Jack studied in London at the South Kensington School of Art and later at the Westminster School of Art, though he was largely self-taught and had his own distinct style from the beginning. While still at school he was working as an illustrator and contributing to various publications such as Paddock Life, the Daily Graphic and the Vegetarian.
His early work, mostly in watercolour, focuses on the Sligo of his boyhood. These works display his emerging interest in the people and places of every day life- the market day, the sailor, and the races. In 1894 he married his fellow art student Mary Cottenham White, and they settled in England. He held his first solo show in London in 1897 and shortly afterwards he began to focus solely on Irish subject matter. In 1910 he returned to live in Ireland. The same year he began to contribute illustrations to the satirical publication Punch under the pseudonym W. Bird, and over the next 30 years he supplied the magazine with over five hundred drawings.
In 1905 Yeats toured Connemara with the writer John M Synge who had been commissioned to write a series of articles for the Manchester Guardian on life in the west of Ireland. This trip, coupled with his upbringing in Sligo, made an indelible impression on the artist. His wide-ranging interest in all of humanity led him to depict subjects ranging from street scenes, to boxing matches, the races, and funerals.

**Raw records:**
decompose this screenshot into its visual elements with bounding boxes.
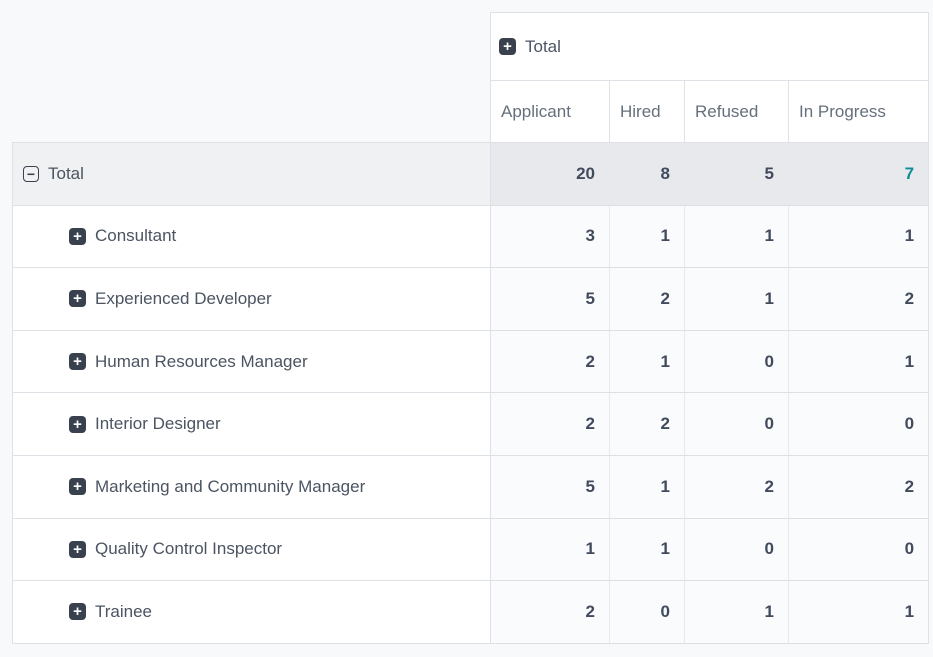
table-row: +Experienced Developer5212	[13, 268, 929, 331]
pivot-table-container: + Total ApplicantHiredRefusedIn Progress…	[12, 12, 929, 644]
row-header-total[interactable]: −Total	[13, 143, 491, 206]
table-row: −Total20857	[13, 143, 929, 206]
pivot-cell[interactable]: 20	[491, 143, 610, 206]
table-row: +Trainee2011	[13, 581, 929, 644]
pivot-cell[interactable]: 2	[789, 455, 929, 518]
pivot-cell[interactable]: 2	[491, 330, 610, 393]
pivot-cell[interactable]: 1	[610, 518, 685, 581]
pivot-body: −Total20857+Consultant3111+Experienced D…	[13, 143, 929, 644]
pivot-cell[interactable]: 0	[610, 581, 685, 644]
row-header-marketing-and-community-manager[interactable]: + Marketing and Community Manager	[13, 455, 491, 518]
pivot-cell[interactable]: 2	[789, 268, 929, 331]
column-group-header-row: + Total	[13, 13, 929, 81]
measure-header-in-progress[interactable]: In Progress	[789, 81, 929, 143]
measure-header-hired[interactable]: Hired	[610, 81, 685, 143]
row-header-consultant[interactable]: + Consultant	[13, 205, 491, 268]
pivot-cell[interactable]: 1	[491, 518, 610, 581]
pivot-cell[interactable]: 2	[610, 268, 685, 331]
measure-header-row: ApplicantHiredRefusedIn Progress	[13, 81, 929, 143]
plus-square-icon[interactable]: +	[69, 416, 86, 433]
row-header-interior-designer[interactable]: + Interior Designer	[13, 393, 491, 456]
plus-square-icon[interactable]: +	[69, 478, 86, 495]
corner-cell	[13, 13, 491, 81]
plus-square-icon[interactable]: +	[69, 353, 86, 370]
row-label: Experienced Developer	[95, 289, 272, 309]
plus-square-icon[interactable]: +	[69, 290, 86, 307]
measure-header-refused[interactable]: Refused	[685, 81, 789, 143]
pivot-cell[interactable]: 1	[685, 205, 789, 268]
row-header-human-resources-manager[interactable]: + Human Resources Manager	[13, 330, 491, 393]
table-row: +Marketing and Community Manager5122	[13, 455, 929, 518]
row-header-experienced-developer[interactable]: + Experienced Developer	[13, 268, 491, 331]
plus-square-icon[interactable]: +	[499, 38, 516, 55]
pivot-cell-highlighted[interactable]: 7	[789, 143, 929, 206]
pivot-cell[interactable]: 1	[789, 205, 929, 268]
table-row: +Interior Designer2200	[13, 393, 929, 456]
row-label: Marketing and Community Manager	[95, 477, 365, 497]
row-label: Total	[48, 164, 84, 184]
pivot-cell[interactable]: 8	[610, 143, 685, 206]
pivot-cell[interactable]: 3	[491, 205, 610, 268]
row-label: Human Resources Manager	[95, 352, 308, 372]
pivot-cell[interactable]: 1	[789, 330, 929, 393]
pivot-cell[interactable]: 5	[491, 455, 610, 518]
measure-header-applicant[interactable]: Applicant	[491, 81, 610, 143]
pivot-cell[interactable]: 2	[610, 393, 685, 456]
pivot-cell[interactable]: 2	[491, 393, 610, 456]
minus-square-icon[interactable]: −	[23, 166, 39, 182]
pivot-cell[interactable]: 0	[789, 518, 929, 581]
pivot-cell[interactable]: 1	[789, 581, 929, 644]
pivot-cell[interactable]: 0	[789, 393, 929, 456]
row-label: Interior Designer	[95, 414, 221, 434]
table-row: +Consultant3111	[13, 205, 929, 268]
pivot-cell[interactable]: 0	[685, 518, 789, 581]
pivot-cell[interactable]: 0	[685, 330, 789, 393]
pivot-cell[interactable]: 2	[685, 455, 789, 518]
pivot-cell[interactable]: 0	[685, 393, 789, 456]
corner-cell	[13, 81, 491, 143]
row-label: Quality Control Inspector	[95, 539, 282, 559]
pivot-cell[interactable]: 1	[685, 268, 789, 331]
row-header-quality-control-inspector[interactable]: + Quality Control Inspector	[13, 518, 491, 581]
pivot-cell[interactable]: 2	[491, 581, 610, 644]
plus-square-icon[interactable]: +	[69, 228, 86, 245]
table-row: +Human Resources Manager2101	[13, 330, 929, 393]
row-header-trainee[interactable]: + Trainee	[13, 581, 491, 644]
column-group-header-total[interactable]: + Total	[491, 13, 929, 81]
pivot-cell[interactable]: 1	[610, 455, 685, 518]
row-label: Consultant	[95, 226, 176, 246]
column-group-label: Total	[525, 37, 561, 57]
pivot-table: + Total ApplicantHiredRefusedIn Progress…	[12, 12, 929, 644]
pivot-cell[interactable]: 5	[685, 143, 789, 206]
row-label: Trainee	[95, 602, 152, 622]
pivot-cell[interactable]: 1	[610, 330, 685, 393]
table-row: +Quality Control Inspector1100	[13, 518, 929, 581]
plus-square-icon[interactable]: +	[69, 541, 86, 558]
pivot-cell[interactable]: 1	[685, 581, 789, 644]
pivot-cell[interactable]: 1	[610, 205, 685, 268]
pivot-cell[interactable]: 5	[491, 268, 610, 331]
plus-square-icon[interactable]: +	[69, 603, 86, 620]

**Directive:** Quote the passage on Jack Yeats word for word, everything from "His early work, mostly" down to "five hundred drawings.". The records are separate material and have no connection to the passage on Jack Yeats.

**Solution:**
His early work, mostly in watercolour, focuses on the Sligo of his boyhood. These works display his emerging interest in the people and places of every day life- the market day, the sailor, and the races. In 1894 he married his fellow art student Mary Cottenham White, and they settled in England. He held his first solo show in London in 1897 and shortly afterwards he began to focus solely on Irish subject matter. In 1910 he returned to live in Ireland. The same year he began to contribute illustrations to the satirical publication Punch under the pseudonym W. Bird, and over the next 30 years he supplied the magazine with over five hundred drawings.